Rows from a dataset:
======

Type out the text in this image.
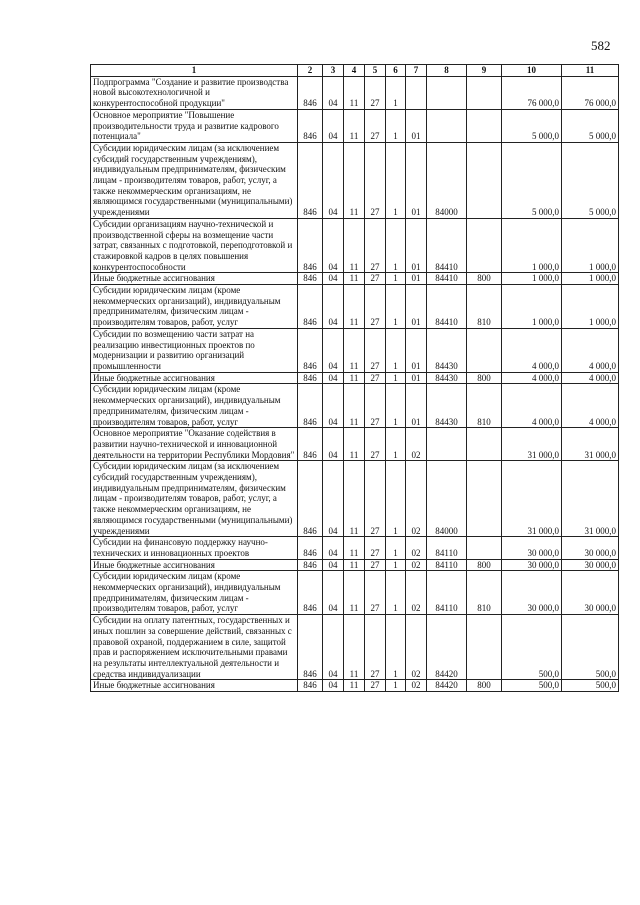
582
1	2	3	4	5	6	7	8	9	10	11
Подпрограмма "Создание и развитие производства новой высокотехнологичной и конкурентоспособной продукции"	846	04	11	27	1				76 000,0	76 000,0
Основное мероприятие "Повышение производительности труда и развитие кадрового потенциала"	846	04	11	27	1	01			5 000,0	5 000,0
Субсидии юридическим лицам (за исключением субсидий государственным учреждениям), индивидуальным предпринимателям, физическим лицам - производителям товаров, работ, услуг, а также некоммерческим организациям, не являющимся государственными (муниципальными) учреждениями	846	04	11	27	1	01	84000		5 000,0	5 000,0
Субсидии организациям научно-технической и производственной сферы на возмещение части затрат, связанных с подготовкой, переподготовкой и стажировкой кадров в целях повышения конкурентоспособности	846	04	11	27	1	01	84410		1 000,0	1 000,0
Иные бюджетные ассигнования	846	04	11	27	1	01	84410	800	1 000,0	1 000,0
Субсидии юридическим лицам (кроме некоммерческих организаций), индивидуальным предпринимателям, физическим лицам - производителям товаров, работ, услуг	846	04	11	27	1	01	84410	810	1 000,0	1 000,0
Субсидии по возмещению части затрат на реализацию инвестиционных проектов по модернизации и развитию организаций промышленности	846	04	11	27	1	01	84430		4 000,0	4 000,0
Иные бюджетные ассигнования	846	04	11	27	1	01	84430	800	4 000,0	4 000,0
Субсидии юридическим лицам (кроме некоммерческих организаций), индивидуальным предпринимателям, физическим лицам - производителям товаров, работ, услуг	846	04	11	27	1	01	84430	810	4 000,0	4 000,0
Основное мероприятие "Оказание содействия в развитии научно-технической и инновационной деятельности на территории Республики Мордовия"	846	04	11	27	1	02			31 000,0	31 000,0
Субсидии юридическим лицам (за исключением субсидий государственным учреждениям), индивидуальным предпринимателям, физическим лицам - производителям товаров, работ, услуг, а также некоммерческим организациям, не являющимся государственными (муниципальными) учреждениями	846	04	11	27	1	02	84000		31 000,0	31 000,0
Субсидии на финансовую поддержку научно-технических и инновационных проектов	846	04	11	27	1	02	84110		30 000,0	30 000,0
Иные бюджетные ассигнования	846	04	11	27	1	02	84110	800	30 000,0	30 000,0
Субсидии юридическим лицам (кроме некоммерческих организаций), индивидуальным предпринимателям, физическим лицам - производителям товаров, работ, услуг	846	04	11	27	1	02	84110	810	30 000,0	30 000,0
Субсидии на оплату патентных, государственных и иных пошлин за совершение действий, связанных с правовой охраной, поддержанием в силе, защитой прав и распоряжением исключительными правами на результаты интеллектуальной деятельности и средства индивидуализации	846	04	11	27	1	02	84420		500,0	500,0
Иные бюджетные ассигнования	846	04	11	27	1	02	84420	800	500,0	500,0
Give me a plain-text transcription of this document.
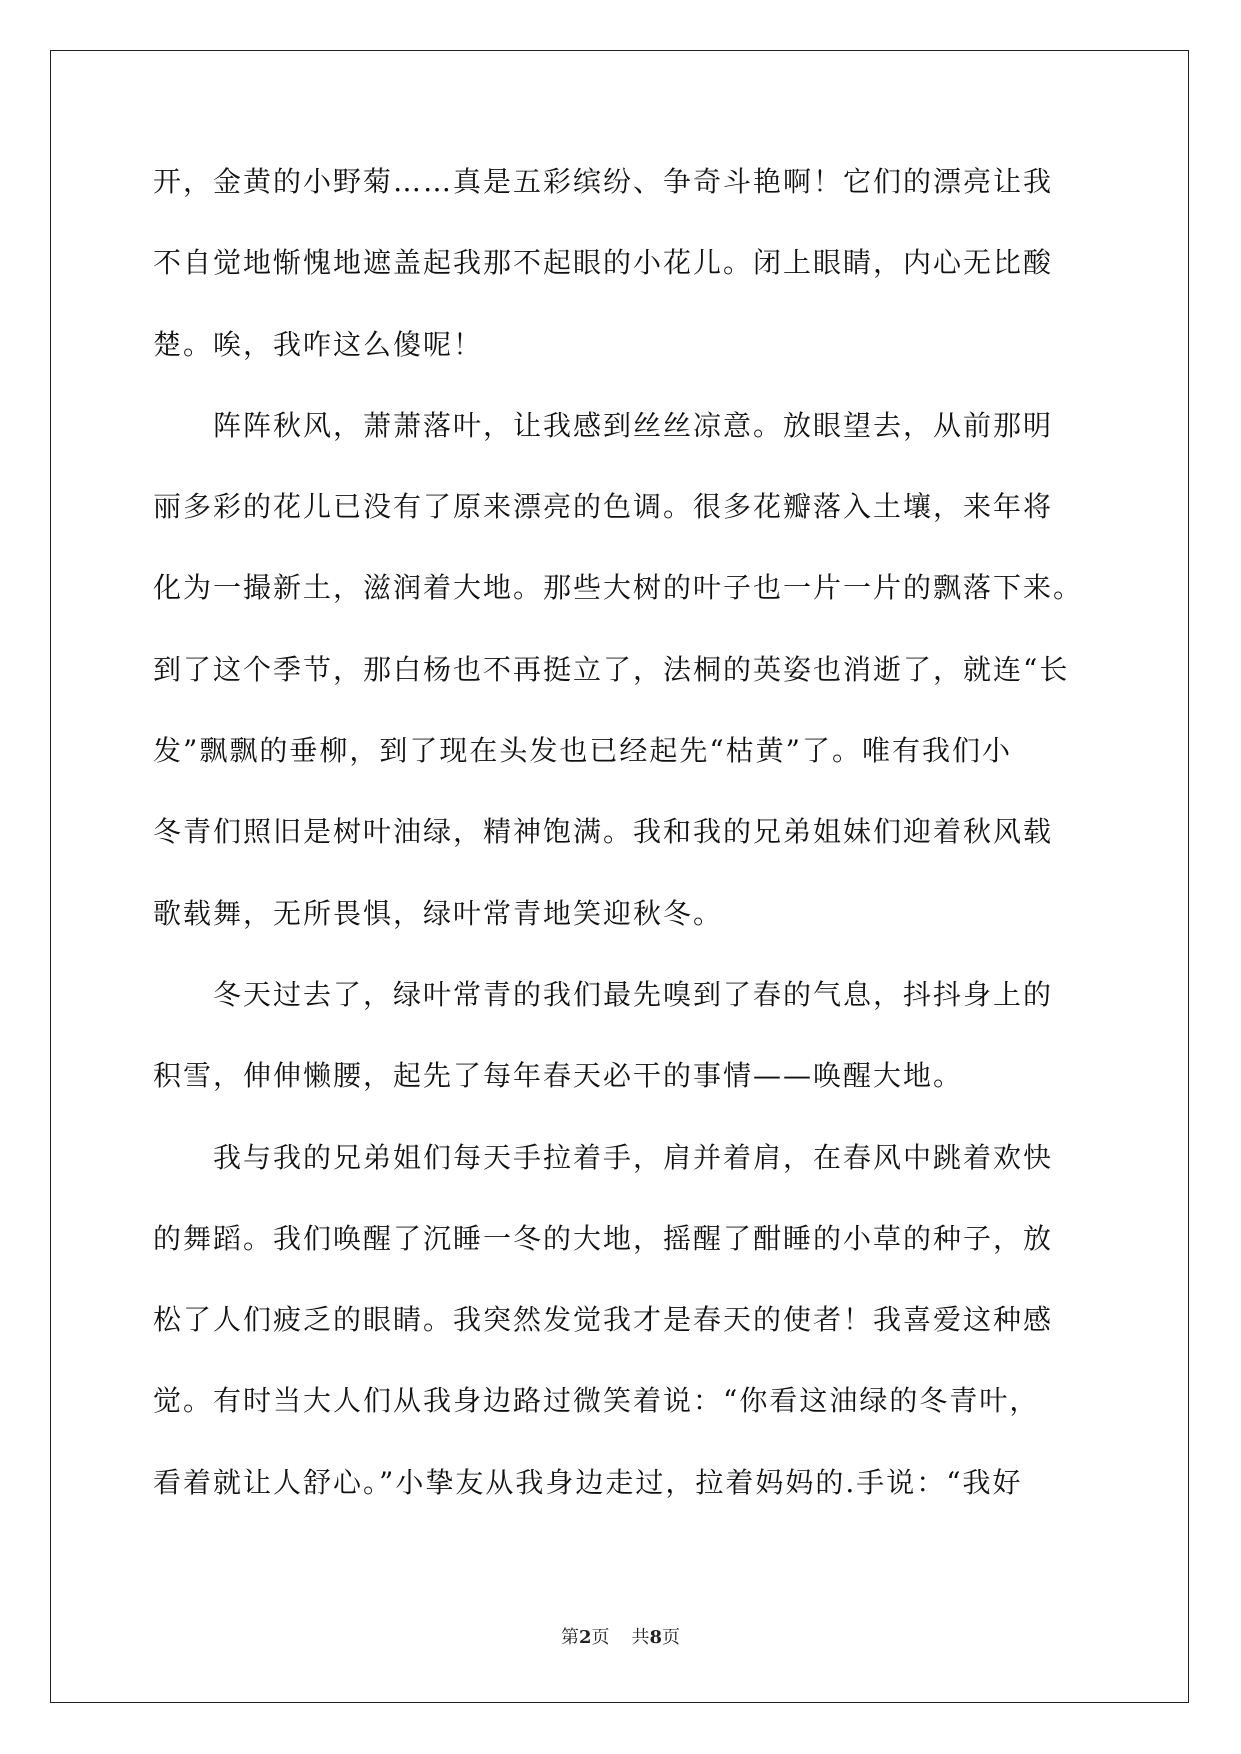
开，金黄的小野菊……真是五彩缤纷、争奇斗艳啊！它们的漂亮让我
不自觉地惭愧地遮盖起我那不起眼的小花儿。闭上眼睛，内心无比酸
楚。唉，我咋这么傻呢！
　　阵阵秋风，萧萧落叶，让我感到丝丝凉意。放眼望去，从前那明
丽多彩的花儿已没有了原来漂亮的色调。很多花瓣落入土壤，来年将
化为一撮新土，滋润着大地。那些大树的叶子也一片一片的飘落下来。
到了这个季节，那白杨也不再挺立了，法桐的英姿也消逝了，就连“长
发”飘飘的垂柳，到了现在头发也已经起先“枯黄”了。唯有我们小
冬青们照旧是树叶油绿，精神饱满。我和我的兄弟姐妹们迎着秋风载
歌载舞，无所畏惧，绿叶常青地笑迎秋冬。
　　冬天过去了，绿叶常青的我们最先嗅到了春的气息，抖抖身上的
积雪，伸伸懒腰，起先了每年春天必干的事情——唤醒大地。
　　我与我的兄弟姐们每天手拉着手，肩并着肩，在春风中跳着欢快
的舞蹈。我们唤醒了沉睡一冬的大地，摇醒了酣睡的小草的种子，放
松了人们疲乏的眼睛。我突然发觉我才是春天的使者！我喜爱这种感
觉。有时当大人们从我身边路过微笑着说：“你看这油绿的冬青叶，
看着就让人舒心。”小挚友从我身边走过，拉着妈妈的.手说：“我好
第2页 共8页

======

_REQUIRED TASK_: Copy every record above exactly, leaving out any pictures.

_WORKED ANSWER_:
Type out the text in this image.
582
1	2	3	4	5	6	7	8	9	10	11
Подпрограмма "Создание и развитие производства новой высокотехнологичной и конкурентоспособной продукции"	846	04	11	27	1				76 000,0	76 000,0
Основное мероприятие "Повышение производительности труда и развитие кадрового потенциала"	846	04	11	27	1	01			5 000,0	5 000,0
Субсидии юридическим лицам (за исключением субсидий государственным учреждениям), индивидуальным предпринимателям, физическим лицам - производителям товаров, работ, услуг, а также некоммерческим организациям, не являющимся государственными (муниципальными) учреждениями	846	04	11	27	1	01	84000		5 000,0	5 000,0
Субсидии организациям научно-технической и производственной сферы на возмещение части затрат, связанных с подготовкой, переподготовкой и стажировкой кадров в целях повышения конкурентоспособности	846	04	11	27	1	01	84410		1 000,0	1 000,0
Иные бюджетные ассигнования	846	04	11	27	1	01	84410	800	1 000,0	1 000,0
Субсидии юридическим лицам (кроме некоммерческих организаций), индивидуальным предпринимателям, физическим лицам - производителям товаров, работ, услуг	846	04	11	27	1	01	84410	810	1 000,0	1 000,0
Субсидии по возмещению части затрат на реализацию инвестиционных проектов по модернизации и развитию организаций промышленности	846	04	11	27	1	01	84430		4 000,0	4 000,0
Иные бюджетные ассигнования	846	04	11	27	1	01	84430	800	4 000,0	4 000,0
Субсидии юридическим лицам (кроме некоммерческих организаций), индивидуальным предпринимателям, физическим лицам - производителям товаров, работ, услуг	846	04	11	27	1	01	84430	810	4 000,0	4 000,0
Основное мероприятие "Оказание содействия в развитии научно-технической и инновационной деятельности на территории Республики Мордовия"	846	04	11	27	1	02			31 000,0	31 000,0
Субсидии юридическим лицам (за исключением субсидий государственным учреждениям), индивидуальным предпринимателям, физическим лицам - производителям товаров, работ, услуг, а также некоммерческим организациям, не являющимся государственными (муниципальными) учреждениями	846	04	11	27	1	02	84000		31 000,0	31 000,0
Субсидии на финансовую поддержку научно-технических и инновационных проектов	846	04	11	27	1	02	84110		30 000,0	30 000,0
Иные бюджетные ассигнования	846	04	11	27	1	02	84110	800	30 000,0	30 000,0
Субсидии юридическим лицам (кроме некоммерческих организаций), индивидуальным предпринимателям, физическим лицам - производителям товаров, работ, услуг	846	04	11	27	1	02	84110	810	30 000,0	30 000,0
Субсидии на оплату патентных, государственных и иных пошлин за совершение действий, связанных с правовой охраной, поддержанием в силе, защитой прав и распоряжением исключительными правами на результаты интеллектуальной деятельности и средства индивидуализации	846	04	11	27	1	02	84420		500,0	500,0
Иные бюджетные ассигнования	846	04	11	27	1	02	84420	800	500,0	500,0
Give me a plain-text transcription of this document.
开，金黄的小野菊……真是五彩缤纷、争奇斗艳啊！它们的漂亮让我
不自觉地惭愧地遮盖起我那不起眼的小花儿。闭上眼睛，内心无比酸
楚。唉，我咋这么傻呢！
　　阵阵秋风，萧萧落叶，让我感到丝丝凉意。放眼望去，从前那明
丽多彩的花儿已没有了原来漂亮的色调。很多花瓣落入土壤，来年将
化为一撮新土，滋润着大地。那些大树的叶子也一片一片的飘落下来。
到了这个季节，那白杨也不再挺立了，法桐的英姿也消逝了，就连“长
发”飘飘的垂柳，到了现在头发也已经起先“枯黄”了。唯有我们小
冬青们照旧是树叶油绿，精神饱满。我和我的兄弟姐妹们迎着秋风载
歌载舞，无所畏惧，绿叶常青地笑迎秋冬。
　　冬天过去了，绿叶常青的我们最先嗅到了春的气息，抖抖身上的
积雪，伸伸懒腰，起先了每年春天必干的事情——唤醒大地。
　　我与我的兄弟姐们每天手拉着手，肩并着肩，在春风中跳着欢快
的舞蹈。我们唤醒了沉睡一冬的大地，摇醒了酣睡的小草的种子，放
松了人们疲乏的眼睛。我突然发觉我才是春天的使者！我喜爱这种感
觉。有时当大人们从我身边路过微笑着说：“你看这油绿的冬青叶，
看着就让人舒心。”小挚友从我身边走过，拉着妈妈的.手说：“我好
第2页 共8页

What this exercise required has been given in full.